# [Saved data entries]
***
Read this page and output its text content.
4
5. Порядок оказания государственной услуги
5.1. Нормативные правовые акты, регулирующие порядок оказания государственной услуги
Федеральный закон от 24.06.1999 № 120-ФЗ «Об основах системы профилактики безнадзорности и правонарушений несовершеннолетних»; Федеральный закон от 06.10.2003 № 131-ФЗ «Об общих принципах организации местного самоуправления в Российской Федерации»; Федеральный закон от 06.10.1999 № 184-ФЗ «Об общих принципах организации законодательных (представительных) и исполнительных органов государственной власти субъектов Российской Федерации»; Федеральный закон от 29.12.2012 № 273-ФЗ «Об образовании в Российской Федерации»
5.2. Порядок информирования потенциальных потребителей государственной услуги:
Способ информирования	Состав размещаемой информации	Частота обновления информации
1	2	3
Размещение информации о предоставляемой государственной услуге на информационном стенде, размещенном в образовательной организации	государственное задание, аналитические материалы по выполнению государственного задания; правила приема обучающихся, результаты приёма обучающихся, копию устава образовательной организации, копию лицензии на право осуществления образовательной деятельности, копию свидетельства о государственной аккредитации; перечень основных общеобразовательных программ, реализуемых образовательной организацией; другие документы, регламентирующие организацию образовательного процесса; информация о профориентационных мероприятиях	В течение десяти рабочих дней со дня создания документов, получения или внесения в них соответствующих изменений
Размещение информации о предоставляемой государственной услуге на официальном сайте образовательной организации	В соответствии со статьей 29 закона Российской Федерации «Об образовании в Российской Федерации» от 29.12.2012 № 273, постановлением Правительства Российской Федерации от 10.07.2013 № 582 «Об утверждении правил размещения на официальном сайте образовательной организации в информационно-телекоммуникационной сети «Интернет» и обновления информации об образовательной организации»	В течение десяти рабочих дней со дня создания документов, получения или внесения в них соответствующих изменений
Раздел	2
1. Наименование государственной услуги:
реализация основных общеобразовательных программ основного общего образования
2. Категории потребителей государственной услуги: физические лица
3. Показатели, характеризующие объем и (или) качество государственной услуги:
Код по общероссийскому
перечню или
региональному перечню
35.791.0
***
# [Task directions]
Give the number of lines above that hold the word "оказания", and nothing more.

# [Result below]
2